*Work to do*: Find the lines below that contain the string "type". Copy each one.

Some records
____________
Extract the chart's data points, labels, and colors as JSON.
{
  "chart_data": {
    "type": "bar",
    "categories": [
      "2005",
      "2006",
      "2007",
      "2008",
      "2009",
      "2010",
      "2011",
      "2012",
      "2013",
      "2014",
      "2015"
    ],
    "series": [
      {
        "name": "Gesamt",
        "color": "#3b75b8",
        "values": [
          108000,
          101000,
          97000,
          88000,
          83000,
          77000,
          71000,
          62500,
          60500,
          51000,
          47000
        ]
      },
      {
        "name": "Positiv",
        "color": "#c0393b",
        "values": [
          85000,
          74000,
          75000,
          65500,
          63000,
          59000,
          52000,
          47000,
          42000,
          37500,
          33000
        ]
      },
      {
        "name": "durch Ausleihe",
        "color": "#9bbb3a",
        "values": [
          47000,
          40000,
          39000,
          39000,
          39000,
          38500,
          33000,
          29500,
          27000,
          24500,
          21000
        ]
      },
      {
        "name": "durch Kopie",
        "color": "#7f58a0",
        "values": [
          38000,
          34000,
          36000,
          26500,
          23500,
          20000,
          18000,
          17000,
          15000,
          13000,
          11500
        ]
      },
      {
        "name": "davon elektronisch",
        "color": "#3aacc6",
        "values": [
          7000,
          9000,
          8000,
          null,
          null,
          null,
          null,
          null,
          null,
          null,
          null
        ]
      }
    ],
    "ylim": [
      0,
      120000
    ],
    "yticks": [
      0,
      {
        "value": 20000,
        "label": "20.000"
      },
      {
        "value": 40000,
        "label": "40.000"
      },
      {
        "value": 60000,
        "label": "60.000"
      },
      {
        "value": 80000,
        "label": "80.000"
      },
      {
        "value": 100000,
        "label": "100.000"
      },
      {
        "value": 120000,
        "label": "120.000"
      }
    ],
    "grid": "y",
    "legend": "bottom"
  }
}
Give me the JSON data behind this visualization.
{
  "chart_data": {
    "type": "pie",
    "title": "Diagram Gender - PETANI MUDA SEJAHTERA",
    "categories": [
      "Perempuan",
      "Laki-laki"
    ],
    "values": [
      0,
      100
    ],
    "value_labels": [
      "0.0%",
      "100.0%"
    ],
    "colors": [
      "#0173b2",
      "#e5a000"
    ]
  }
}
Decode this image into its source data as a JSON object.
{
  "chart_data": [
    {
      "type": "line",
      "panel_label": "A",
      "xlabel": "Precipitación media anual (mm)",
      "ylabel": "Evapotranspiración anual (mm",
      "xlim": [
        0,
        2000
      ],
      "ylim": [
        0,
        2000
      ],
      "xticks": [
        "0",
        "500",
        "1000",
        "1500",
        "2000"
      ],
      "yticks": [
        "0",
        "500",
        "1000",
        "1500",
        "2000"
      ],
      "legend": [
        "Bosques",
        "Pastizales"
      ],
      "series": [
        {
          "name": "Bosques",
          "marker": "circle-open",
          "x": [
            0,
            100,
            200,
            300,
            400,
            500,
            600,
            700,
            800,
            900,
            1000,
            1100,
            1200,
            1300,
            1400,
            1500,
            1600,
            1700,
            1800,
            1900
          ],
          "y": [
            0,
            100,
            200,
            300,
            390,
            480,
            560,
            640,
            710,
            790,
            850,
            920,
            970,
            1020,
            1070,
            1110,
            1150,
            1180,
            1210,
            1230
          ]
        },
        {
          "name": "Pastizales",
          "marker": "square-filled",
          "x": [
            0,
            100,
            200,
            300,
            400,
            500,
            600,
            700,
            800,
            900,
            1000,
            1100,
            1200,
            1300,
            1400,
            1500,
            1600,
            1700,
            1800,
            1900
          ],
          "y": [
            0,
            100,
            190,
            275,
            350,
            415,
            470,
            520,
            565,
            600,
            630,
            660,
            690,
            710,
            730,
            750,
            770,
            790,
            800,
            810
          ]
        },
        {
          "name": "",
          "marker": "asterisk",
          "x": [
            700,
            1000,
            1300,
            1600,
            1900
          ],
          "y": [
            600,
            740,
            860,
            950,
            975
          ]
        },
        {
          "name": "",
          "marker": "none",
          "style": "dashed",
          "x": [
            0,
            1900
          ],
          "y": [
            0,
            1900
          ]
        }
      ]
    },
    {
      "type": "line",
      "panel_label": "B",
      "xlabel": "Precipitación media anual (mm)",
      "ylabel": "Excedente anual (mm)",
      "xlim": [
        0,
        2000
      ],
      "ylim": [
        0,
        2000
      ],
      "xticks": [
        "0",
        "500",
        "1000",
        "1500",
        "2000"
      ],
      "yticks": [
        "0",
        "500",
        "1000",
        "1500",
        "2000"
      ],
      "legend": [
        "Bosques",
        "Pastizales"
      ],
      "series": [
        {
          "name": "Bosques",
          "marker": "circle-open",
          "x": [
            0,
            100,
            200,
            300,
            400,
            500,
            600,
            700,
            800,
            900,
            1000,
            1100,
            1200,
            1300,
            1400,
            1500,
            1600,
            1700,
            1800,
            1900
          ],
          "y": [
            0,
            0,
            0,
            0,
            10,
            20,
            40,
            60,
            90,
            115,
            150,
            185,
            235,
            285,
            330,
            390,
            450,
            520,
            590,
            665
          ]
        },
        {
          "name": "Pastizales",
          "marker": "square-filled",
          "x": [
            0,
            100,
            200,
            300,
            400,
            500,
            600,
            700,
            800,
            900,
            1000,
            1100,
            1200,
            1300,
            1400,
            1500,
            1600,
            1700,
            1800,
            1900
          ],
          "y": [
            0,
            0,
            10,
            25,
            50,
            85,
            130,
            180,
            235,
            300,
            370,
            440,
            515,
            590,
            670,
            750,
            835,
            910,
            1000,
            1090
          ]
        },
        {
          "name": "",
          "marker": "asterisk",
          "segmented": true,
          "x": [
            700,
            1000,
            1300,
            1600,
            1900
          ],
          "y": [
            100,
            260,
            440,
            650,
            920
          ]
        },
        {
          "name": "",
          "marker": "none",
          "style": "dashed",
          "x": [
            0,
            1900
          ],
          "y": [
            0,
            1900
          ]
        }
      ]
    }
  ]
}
____________
*Finished answer*:
    "type": "bar",
    "type": "pie",
      "type": "line",
      "type": "line",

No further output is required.